> **Stored data**:
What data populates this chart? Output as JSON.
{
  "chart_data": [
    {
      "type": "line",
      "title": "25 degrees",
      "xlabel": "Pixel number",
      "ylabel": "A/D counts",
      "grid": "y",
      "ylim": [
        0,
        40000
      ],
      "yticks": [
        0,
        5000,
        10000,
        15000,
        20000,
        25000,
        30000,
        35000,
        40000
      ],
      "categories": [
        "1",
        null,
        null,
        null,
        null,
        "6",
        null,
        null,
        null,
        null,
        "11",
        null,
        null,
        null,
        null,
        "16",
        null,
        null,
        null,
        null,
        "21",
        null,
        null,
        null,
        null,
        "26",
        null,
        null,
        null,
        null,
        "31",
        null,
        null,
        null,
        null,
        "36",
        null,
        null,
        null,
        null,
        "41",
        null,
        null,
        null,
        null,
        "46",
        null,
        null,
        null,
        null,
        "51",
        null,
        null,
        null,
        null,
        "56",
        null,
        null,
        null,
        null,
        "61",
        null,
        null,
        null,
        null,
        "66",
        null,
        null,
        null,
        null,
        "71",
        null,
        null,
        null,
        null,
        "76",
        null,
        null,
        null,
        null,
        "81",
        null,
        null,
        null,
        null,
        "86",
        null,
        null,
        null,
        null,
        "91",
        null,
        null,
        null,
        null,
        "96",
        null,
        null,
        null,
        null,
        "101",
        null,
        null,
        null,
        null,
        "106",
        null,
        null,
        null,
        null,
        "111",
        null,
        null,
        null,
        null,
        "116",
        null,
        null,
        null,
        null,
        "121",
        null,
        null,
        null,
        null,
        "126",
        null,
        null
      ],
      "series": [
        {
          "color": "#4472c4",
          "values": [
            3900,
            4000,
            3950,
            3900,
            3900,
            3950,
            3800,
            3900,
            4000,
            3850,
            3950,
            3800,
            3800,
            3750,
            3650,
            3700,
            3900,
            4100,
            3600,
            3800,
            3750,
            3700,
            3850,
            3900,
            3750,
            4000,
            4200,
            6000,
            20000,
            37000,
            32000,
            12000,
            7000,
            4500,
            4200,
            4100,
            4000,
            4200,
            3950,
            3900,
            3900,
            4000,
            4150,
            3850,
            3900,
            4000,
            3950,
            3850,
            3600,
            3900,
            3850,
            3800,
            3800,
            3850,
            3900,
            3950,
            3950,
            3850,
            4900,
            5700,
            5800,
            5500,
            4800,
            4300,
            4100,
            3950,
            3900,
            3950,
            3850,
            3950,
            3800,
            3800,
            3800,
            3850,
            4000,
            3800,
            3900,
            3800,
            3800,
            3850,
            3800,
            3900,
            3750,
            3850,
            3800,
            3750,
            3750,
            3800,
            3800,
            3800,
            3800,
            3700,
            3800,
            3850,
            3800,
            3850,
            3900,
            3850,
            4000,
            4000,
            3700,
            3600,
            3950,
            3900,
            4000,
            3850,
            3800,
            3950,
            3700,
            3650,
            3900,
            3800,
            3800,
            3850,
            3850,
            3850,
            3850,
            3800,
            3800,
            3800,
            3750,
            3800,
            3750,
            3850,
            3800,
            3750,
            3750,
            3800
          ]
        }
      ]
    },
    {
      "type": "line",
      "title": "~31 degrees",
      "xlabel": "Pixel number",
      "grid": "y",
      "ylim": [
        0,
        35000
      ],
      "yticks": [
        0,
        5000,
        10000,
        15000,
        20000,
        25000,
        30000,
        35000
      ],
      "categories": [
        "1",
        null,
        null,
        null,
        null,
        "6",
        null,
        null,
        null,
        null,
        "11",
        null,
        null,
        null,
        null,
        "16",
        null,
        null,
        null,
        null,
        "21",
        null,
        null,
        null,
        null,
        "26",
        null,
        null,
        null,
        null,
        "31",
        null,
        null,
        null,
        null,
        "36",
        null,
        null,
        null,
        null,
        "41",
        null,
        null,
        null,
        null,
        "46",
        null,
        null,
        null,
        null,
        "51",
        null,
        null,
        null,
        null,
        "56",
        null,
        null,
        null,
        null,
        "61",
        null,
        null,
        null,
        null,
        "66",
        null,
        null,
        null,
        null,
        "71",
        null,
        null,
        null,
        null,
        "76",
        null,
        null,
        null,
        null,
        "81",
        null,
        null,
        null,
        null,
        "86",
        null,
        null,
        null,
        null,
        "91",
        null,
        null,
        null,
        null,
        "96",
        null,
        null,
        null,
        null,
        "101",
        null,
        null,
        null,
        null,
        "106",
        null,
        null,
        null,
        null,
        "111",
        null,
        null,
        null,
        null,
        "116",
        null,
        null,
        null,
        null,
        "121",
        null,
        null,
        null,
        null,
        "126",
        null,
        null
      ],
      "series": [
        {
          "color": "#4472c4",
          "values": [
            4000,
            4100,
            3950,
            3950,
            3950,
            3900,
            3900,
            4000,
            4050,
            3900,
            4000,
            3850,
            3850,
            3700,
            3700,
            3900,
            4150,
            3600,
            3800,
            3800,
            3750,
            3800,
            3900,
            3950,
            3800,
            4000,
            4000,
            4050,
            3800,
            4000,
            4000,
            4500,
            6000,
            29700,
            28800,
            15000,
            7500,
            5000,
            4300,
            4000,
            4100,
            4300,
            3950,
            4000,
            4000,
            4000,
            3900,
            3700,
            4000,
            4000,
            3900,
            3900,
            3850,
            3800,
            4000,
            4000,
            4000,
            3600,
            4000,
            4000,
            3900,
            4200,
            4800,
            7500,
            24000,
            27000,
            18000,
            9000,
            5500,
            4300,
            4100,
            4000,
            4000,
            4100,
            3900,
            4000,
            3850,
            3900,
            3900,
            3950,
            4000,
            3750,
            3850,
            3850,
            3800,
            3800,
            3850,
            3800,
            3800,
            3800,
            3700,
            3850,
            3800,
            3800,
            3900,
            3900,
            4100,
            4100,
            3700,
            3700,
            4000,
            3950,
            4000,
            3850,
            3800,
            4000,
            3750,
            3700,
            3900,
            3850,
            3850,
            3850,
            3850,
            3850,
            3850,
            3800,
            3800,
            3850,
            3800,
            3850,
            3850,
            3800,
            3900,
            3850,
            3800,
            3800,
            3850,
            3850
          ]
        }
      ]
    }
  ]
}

> **Exercise task**: Retype every record above exactly as it appears.

> **Finished answer**:
What data populates this chart? Output as JSON.
{
  "chart_data": [
    {
      "type": "line",
      "title": "25 degrees",
      "xlabel": "Pixel number",
      "ylabel": "A/D counts",
      "grid": "y",
      "ylim": [
        0,
        40000
      ],
      "yticks": [
        0,
        5000,
        10000,
        15000,
        20000,
        25000,
        30000,
        35000,
        40000
      ],
      "categories": [
        "1",
        null,
        null,
        null,
        null,
        "6",
        null,
        null,
        null,
        null,
        "11",
        null,
        null,
        null,
        null,
        "16",
        null,
        null,
        null,
        null,
        "21",
        null,
        null,
        null,
        null,
        "26",
        null,
        null,
        null,
        null,
        "31",
        null,
        null,
        null,
        null,
        "36",
        null,
        null,
        null,
        null,
        "41",
        null,
        null,
        null,
        null,
        "46",
        null,
        null,
        null,
        null,
        "51",
        null,
        null,
        null,
        null,
        "56",
        null,
        null,
        null,
        null,
        "61",
        null,
        null,
        null,
        null,
        "66",
        null,
        null,
        null,
        null,
        "71",
        null,
        null,
        null,
        null,
        "76",
        null,
        null,
        null,
        null,
        "81",
        null,
        null,
        null,
        null,
        "86",
        null,
        null,
        null,
        null,
        "91",
        null,
        null,
        null,
        null,
        "96",
        null,
        null,
        null,
        null,
        "101",
        null,
        null,
        null,
        null,
        "106",
        null,
        null,
        null,
        null,
        "111",
        null,
        null,
        null,
        null,
        "116",
        null,
        null,
        null,
        null,
        "121",
        null,
        null,
        null,
        null,
        "126",
        null,
        null
      ],
      "series": [
        {
          "color": "#4472c4",
          "values": [
            3900,
            4000,
            3950,
            3900,
            3900,
            3950,
            3800,
            3900,
            4000,
            3850,
            3950,
            3800,
            3800,
            3750,
            3650,
            3700,
            3900,
            4100,
            3600,
            3800,
            3750,
            3700,
            3850,
            3900,
            3750,
            4000,
            4200,
            6000,
            20000,
            37000,
            32000,
            12000,
            7000,
            4500,
            4200,
            4100,
            4000,
            4200,
            3950,
            3900,
            3900,
            4000,
            4150,
            3850,
            3900,
            4000,
            3950,
            3850,
            3600,
            3900,
            3850,
            3800,
            3800,
            3850,
            3900,
            3950,
            3950,
            3850,
            4900,
            5700,
            5800,
            5500,
            4800,
            4300,
            4100,
            3950,
            3900,
            3950,
            3850,
            3950,
            3800,
            3800,
            3800,
            3850,
            4000,
            3800,
            3900,
            3800,
            3800,
            3850,
            3800,
            3900,
            3750,
            3850,
            3800,
            3750,
            3750,
            3800,
            3800,
            3800,
            3800,
            3700,
            3800,
            3850,
            3800,
            3850,
            3900,
            3850,
            4000,
            4000,
            3700,
            3600,
            3950,
            3900,
            4000,
            3850,
            3800,
            3950,
            3700,
            3650,
            3900,
            3800,
            3800,
            3850,
            3850,
            3850,
            3850,
            3800,
            3800,
            3800,
            3750,
            3800,
            3750,
            3850,
            3800,
            3750,
            3750,
            3800
          ]
        }
      ]
    },
    {
      "type": "line",
      "title": "~31 degrees",
      "xlabel": "Pixel number",
      "grid": "y",
      "ylim": [
        0,
        35000
      ],
      "yticks": [
        0,
        5000,
        10000,
        15000,
        20000,
        25000,
        30000,
        35000
      ],
      "categories": [
        "1",
        null,
        null,
        null,
        null,
        "6",
        null,
        null,
        null,
        null,
        "11",
        null,
        null,
        null,
        null,
        "16",
        null,
        null,
        null,
        null,
        "21",
        null,
        null,
        null,
        null,
        "26",
        null,
        null,
        null,
        null,
        "31",
        null,
        null,
        null,
        null,
        "36",
        null,
        null,
        null,
        null,
        "41",
        null,
        null,
        null,
        null,
        "46",
        null,
        null,
        null,
        null,
        "51",
        null,
        null,
        null,
        null,
        "56",
        null,
        null,
        null,
        null,
        "61",
        null,
        null,
        null,
        null,
        "66",
        null,
        null,
        null,
        null,
        "71",
        null,
        null,
        null,
        null,
        "76",
        null,
        null,
        null,
        null,
        "81",
        null,
        null,
        null,
        null,
        "86",
        null,
        null,
        null,
        null,
        "91",
        null,
        null,
        null,
        null,
        "96",
        null,
        null,
        null,
        null,
        "101",
        null,
        null,
        null,
        null,
        "106",
        null,
        null,
        null,
        null,
        "111",
        null,
        null,
        null,
        null,
        "116",
        null,
        null,
        null,
        null,
        "121",
        null,
        null,
        null,
        null,
        "126",
        null,
        null
      ],
      "series": [
        {
          "color": "#4472c4",
          "values": [
            4000,
            4100,
            3950,
            3950,
            3950,
            3900,
            3900,
            4000,
            4050,
            3900,
            4000,
            3850,
            3850,
            3700,
            3700,
            3900,
            4150,
            3600,
            3800,
            3800,
            3750,
            3800,
            3900,
            3950,
            3800,
            4000,
            4000,
            4050,
            3800,
            4000,
            4000,
            4500,
            6000,
            29700,
            28800,
            15000,
            7500,
            5000,
            4300,
            4000,
            4100,
            4300,
            3950,
            4000,
            4000,
            4000,
            3900,
            3700,
            4000,
            4000,
            3900,
            3900,
            3850,
            3800,
            4000,
            4000,
            4000,
            3600,
            4000,
            4000,
            3900,
            4200,
            4800,
            7500,
            24000,
            27000,
            18000,
            9000,
            5500,
            4300,
            4100,
            4000,
            4000,
            4100,
            3900,
            4000,
            3850,
            3900,
            3900,
            3950,
            4000,
            3750,
            3850,
            3850,
            3800,
            3800,
            3850,
            3800,
            3800,
            3800,
            3700,
            3850,
            3800,
            3800,
            3900,
            3900,
            4100,
            4100,
            3700,
            3700,
            4000,
            3950,
            4000,
            3850,
            3800,
            4000,
            3750,
            3700,
            3900,
            3850,
            3850,
            3850,
            3850,
            3850,
            3850,
            3800,
            3800,
            3850,
            3800,
            3850,
            3850,
            3800,
            3900,
            3850,
            3800,
            3800,
            3850,
            3850
          ]
        }
      ]
    }
  ]
}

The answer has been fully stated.